▶ Exercise aim
From the foam insulation text, list every center-foam (mid-foam) temperature that is paired with an R-value per inch. Give the foam type and the R-value for each.

▶ Selection
------

Answered by stephen sheehy
Posted Aug 21, 2014 3:28 PM ET


Polyiso performace slips off a cliff when the average temp through the foam drops below 40F, but isn't damaged by the cold- when temps rise it comes right back. The ASTM C518 testing used for labeling any of this stuff is at an average temp of 75F, but polyiso's performance improves substantially, peaking at about R7/inch center-foam temp is about 60F (say 50F outdoors, 70F indoors, no other insulating layers.)

But it then begins to fall pretty dramatically with falling temp. At a center-foam temp of 45F it's running about R 4.5/inch, at a center foam temp of 25F you're looking at maybe R3/inch.

XPS loses R value monotonically over time, eventually reaching EPS performance when the densities are equal. So assume 1.5lb XPS will eventually perform at about R4.2/inch, depending on how long it has been in service, whereas 2lb XPS will be more like R4.3/inch.

Unlike polyiso, polystyrene performance continues to improve linearly with fallling temp well into negative digits. At a center-foam temp of +25F you can count on about R4.7/inch, even when fully depleted of it's blowing agents. At +40F mid-foam temp it'll be about R4.5/inch.

In REMOTE stackups you can get better overall performance at a given foam thickness by making the outer layers polystyrene, the inner layers polyiso. As long as the average mid-winter temp at the EPS/polyiso boundary is above about 40F it means the polyiso layer willl be averaging near it's optimal temperature, and the outer layer of EPS would outperform polyiso. A comparative view of the derating curves (looking at conductivity or 1/R) can be found here:


Compressive strength of foamed polystyrene foam does not degrade appreciably over time unless it's been left literally for YEARS exposed to direct sunlight (where the UV breaks down the polymer). If it's not all chalky on the surface and fully bleached out, it's pretty much good to go for sub-slab applications (even if it IS all bleached out & chalky it's probably still good enough from a compressive point of view, but may have a higher than desirable open cell fraction.) Density is pretty much the determinant of how well it will do from a compressive strength point of view. Almost all XPS sold is 1.5lbs density or higher, most EPS used in construction is 1.25lbs (Type-VIII) or higher. Perhaps the most common density used in construction is 1.5lbs (Type-II).

------

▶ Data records
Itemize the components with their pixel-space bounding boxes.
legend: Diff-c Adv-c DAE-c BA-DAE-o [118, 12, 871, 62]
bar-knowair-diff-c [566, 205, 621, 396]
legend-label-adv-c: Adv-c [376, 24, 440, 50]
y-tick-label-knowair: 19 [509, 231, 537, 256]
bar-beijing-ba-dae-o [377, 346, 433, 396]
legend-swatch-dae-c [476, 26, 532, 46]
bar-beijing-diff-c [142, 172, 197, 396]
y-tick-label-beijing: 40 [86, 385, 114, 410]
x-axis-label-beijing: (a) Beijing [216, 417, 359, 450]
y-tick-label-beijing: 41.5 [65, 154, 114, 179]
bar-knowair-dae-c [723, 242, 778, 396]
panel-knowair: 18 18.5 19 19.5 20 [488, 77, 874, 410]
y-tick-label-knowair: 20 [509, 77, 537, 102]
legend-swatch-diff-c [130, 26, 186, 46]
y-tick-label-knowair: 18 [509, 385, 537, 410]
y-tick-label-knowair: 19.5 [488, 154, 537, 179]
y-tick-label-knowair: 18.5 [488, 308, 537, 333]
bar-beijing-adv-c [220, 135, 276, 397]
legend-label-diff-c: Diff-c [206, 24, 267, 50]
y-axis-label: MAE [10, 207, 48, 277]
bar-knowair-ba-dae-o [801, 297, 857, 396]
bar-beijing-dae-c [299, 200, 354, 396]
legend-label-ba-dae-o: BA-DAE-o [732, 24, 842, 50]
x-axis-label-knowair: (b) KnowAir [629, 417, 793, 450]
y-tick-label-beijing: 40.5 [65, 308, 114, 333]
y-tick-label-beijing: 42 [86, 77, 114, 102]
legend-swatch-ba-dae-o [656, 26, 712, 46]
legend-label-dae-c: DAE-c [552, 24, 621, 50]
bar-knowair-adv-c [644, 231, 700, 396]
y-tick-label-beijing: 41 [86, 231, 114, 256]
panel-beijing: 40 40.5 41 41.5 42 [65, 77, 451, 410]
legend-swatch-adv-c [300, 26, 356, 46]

------

▶ Solution to this problem
- Polyiso at about 60F: about R7/inch (peak)
- Polyiso at 45F: about R4.5/inch
- Polyiso at 25F: maybe R3/inch
- Polystyrene at +25F: about R4.7/inch
- Polystyrene at +40F: about R4.5/inch